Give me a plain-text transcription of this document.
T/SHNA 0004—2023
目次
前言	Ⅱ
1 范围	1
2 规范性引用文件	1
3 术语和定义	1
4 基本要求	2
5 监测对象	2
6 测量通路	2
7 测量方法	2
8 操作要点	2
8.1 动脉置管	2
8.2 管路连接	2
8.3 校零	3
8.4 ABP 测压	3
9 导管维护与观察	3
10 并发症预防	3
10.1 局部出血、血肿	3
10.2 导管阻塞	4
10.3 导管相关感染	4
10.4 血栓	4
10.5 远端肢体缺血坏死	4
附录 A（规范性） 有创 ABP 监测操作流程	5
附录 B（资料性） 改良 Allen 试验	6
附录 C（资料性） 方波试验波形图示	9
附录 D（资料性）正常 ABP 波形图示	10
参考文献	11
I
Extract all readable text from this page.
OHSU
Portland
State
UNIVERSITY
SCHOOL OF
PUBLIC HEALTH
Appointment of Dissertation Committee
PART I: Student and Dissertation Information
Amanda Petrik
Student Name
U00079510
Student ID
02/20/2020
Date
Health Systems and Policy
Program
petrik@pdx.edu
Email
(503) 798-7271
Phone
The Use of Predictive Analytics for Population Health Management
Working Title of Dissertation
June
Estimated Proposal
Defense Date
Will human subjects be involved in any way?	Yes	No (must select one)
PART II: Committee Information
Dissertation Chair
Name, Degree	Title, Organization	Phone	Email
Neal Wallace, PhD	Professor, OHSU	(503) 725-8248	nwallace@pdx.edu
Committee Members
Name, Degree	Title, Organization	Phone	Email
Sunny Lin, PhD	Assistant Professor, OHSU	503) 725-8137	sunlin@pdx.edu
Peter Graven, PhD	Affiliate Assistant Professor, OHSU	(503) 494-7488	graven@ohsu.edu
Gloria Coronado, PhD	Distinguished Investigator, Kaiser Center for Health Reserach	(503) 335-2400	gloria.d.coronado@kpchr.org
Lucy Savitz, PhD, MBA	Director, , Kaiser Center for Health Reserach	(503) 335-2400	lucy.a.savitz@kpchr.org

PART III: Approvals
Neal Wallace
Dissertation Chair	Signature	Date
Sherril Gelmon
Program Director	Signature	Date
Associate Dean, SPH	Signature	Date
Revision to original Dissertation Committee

•••••

* [WHAT YOU ARE ASKED TO DO]
Print the complete listing again, exactly as it stands.

* [FULL OUTPUT]
Give me a plain-text transcription of this document.
T/SHNA 0004—2023
目次
前言	Ⅱ
1 范围	1
2 规范性引用文件	1
3 术语和定义	1
4 基本要求	2
5 监测对象	2
6 测量通路	2
7 测量方法	2
8 操作要点	2
8.1 动脉置管	2
8.2 管路连接	2
8.3 校零	3
8.4 ABP 测压	3
9 导管维护与观察	3
10 并发症预防	3
10.1 局部出血、血肿	3
10.2 导管阻塞	4
10.3 导管相关感染	4
10.4 血栓	4
10.5 远端肢体缺血坏死	4
附录 A（规范性） 有创 ABP 监测操作流程	5
附录 B（资料性） 改良 Allen 试验	6
附录 C（资料性） 方波试验波形图示	9
附录 D（资料性）正常 ABP 波形图示	10
参考文献	11
I
Extract all readable text from this page.
OHSU
Portland
State
UNIVERSITY
SCHOOL OF
PUBLIC HEALTH
Appointment of Dissertation Committee
PART I: Student and Dissertation Information
Amanda Petrik
Student Name
U00079510
Student ID
02/20/2020
Date
Health Systems and Policy
Program
petrik@pdx.edu
Email
(503) 798-7271
Phone
The Use of Predictive Analytics for Population Health Management
Working Title of Dissertation
June
Estimated Proposal
Defense Date
Will human subjects be involved in any way?	Yes	No (must select one)
PART II: Committee Information
Dissertation Chair
Name, Degree	Title, Organization	Phone	Email
Neal Wallace, PhD	Professor, OHSU	(503) 725-8248	nwallace@pdx.edu
Committee Members
Name, Degree	Title, Organization	Phone	Email
Sunny Lin, PhD	Assistant Professor, OHSU	503) 725-8137	sunlin@pdx.edu
Peter Graven, PhD	Affiliate Assistant Professor, OHSU	(503) 494-7488	graven@ohsu.edu
Gloria Coronado, PhD	Distinguished Investigator, Kaiser Center for Health Reserach	(503) 335-2400	gloria.d.coronado@kpchr.org
Lucy Savitz, PhD, MBA	Director, , Kaiser Center for Health Reserach	(503) 335-2400	lucy.a.savitz@kpchr.org

PART III: Approvals
Neal Wallace
Dissertation Chair	Signature	Date
Sherril Gelmon
Program Director	Signature	Date
Associate Dean, SPH	Signature	Date
Revision to original Dissertation Committee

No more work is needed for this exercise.